◆ AIM OF THE TASK
Rewrite everything from the top of the listing down to the line containing "button[interactable]: Minutes picker: [0, 0, 200, 678]" as a numbered list, skipping any blank lines.
>> begin RECORD SET
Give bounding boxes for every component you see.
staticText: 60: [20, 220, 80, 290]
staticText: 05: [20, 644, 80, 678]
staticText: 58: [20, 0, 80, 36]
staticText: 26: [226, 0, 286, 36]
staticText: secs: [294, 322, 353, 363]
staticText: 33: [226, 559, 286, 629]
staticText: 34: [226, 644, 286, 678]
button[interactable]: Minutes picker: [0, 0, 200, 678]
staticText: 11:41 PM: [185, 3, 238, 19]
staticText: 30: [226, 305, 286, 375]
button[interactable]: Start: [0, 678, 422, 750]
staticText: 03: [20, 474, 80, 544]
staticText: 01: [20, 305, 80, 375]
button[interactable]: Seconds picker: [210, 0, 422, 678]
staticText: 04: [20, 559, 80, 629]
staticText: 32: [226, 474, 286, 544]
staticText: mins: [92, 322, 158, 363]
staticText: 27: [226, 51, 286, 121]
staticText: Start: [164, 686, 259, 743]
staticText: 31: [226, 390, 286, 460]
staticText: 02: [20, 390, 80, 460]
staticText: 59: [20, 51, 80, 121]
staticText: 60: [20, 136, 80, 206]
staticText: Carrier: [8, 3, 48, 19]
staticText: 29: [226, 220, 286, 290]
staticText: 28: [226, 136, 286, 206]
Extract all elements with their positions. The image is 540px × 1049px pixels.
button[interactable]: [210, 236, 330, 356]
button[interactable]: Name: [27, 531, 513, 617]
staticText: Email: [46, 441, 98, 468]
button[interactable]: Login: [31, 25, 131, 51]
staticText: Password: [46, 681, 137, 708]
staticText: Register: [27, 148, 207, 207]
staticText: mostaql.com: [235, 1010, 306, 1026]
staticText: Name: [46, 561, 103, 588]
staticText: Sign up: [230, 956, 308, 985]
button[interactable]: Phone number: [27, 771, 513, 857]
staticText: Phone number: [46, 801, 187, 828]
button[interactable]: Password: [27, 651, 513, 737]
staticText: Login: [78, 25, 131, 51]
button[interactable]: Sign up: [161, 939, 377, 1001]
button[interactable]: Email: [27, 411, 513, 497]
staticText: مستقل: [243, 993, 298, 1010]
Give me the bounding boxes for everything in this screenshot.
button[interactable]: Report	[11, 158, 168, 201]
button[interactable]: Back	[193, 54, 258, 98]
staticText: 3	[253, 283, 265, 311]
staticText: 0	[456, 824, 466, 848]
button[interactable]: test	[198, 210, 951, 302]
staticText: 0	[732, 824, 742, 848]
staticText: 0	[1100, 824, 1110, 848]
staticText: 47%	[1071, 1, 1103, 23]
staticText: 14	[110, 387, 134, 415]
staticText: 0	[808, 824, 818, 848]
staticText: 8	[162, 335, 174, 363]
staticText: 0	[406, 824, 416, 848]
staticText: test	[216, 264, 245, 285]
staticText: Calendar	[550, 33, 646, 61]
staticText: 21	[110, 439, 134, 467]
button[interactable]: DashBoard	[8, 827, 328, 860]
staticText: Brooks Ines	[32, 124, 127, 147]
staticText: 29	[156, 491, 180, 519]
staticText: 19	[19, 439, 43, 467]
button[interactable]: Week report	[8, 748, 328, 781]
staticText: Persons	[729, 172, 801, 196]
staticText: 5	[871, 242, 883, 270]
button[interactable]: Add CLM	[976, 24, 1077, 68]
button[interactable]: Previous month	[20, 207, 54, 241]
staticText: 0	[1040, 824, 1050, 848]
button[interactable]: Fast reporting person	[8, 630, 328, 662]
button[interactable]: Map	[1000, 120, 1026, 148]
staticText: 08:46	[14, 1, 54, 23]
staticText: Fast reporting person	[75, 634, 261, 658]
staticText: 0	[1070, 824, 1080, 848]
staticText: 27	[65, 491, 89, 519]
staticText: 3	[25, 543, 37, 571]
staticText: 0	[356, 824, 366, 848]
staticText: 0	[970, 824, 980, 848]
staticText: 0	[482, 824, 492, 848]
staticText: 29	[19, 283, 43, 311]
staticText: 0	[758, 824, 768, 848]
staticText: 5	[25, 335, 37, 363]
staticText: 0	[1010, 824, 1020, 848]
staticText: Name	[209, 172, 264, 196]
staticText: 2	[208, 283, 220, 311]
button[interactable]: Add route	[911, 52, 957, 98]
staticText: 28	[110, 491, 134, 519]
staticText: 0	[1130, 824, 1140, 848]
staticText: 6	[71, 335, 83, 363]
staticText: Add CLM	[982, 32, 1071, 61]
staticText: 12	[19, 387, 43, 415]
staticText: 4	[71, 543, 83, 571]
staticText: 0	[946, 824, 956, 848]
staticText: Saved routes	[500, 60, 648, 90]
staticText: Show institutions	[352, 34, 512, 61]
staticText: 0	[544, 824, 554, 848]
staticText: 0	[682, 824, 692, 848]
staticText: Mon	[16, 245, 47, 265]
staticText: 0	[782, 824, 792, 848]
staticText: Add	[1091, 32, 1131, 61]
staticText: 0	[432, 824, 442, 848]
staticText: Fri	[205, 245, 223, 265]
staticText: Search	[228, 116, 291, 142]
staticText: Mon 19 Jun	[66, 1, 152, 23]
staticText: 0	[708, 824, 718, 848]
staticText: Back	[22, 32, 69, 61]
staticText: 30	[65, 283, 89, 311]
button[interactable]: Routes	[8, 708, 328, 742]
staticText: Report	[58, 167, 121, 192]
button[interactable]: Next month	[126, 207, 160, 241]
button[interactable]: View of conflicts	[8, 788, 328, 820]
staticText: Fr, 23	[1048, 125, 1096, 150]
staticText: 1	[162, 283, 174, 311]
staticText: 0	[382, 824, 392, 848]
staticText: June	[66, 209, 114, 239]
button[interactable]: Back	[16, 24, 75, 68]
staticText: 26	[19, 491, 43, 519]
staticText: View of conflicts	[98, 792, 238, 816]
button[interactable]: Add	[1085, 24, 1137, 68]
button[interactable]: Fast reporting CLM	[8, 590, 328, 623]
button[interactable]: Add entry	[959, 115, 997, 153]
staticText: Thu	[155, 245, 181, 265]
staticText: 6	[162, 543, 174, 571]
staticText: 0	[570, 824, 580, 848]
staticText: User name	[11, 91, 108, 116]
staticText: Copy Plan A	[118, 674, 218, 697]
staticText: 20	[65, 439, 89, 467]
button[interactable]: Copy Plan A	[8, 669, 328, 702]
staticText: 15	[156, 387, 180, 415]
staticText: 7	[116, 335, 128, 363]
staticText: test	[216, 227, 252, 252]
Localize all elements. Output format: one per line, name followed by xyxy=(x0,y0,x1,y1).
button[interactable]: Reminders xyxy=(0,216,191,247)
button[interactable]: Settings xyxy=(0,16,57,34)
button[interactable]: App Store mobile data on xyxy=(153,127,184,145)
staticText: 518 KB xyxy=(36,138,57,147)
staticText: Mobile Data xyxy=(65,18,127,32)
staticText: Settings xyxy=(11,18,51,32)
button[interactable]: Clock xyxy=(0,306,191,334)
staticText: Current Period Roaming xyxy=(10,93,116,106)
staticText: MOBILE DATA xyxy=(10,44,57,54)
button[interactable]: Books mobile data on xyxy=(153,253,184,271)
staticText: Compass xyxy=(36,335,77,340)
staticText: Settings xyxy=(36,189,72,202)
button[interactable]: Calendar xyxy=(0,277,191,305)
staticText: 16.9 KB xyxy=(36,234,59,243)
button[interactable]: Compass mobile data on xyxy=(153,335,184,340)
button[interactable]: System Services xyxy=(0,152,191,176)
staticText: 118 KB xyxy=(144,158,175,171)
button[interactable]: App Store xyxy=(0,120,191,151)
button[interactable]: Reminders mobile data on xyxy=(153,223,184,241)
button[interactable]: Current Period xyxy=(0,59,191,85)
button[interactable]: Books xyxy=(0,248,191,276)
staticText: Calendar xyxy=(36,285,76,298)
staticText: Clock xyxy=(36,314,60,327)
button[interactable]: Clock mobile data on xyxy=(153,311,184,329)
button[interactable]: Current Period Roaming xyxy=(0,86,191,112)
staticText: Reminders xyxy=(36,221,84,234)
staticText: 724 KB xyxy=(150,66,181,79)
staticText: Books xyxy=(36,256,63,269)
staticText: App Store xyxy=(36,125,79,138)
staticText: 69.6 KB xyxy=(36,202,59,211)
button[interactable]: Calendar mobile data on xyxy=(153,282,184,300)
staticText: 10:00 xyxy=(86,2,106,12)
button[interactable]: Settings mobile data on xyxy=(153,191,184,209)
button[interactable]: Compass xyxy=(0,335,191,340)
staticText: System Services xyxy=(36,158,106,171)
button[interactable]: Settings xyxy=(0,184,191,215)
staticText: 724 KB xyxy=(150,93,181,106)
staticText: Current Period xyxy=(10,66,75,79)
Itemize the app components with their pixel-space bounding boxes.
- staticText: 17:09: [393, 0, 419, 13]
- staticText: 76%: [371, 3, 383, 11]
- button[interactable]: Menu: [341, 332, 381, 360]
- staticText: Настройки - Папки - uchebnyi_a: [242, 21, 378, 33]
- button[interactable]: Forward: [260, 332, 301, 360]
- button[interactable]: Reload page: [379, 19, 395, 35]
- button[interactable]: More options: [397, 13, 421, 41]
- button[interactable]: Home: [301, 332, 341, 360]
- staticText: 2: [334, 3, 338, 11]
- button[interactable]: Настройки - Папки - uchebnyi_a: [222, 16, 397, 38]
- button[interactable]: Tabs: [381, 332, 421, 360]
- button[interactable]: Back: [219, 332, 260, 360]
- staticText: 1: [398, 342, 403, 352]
>> end RECORD SET
◆ CORRECT RESPONSE
1. Give bounding boxes for every component you see.
2. staticText: 60: [20, 220, 80, 290]
3. staticText: 05: [20, 644, 80, 678]
4. staticText: 58: [20, 0, 80, 36]
5. staticText: 26: [226, 0, 286, 36]
6. staticText: secs: [294, 322, 353, 363]
7. staticText: 33: [226, 559, 286, 629]
8. staticText: 34: [226, 644, 286, 678]
9. button[interactable]: Minutes picker: [0, 0, 200, 678]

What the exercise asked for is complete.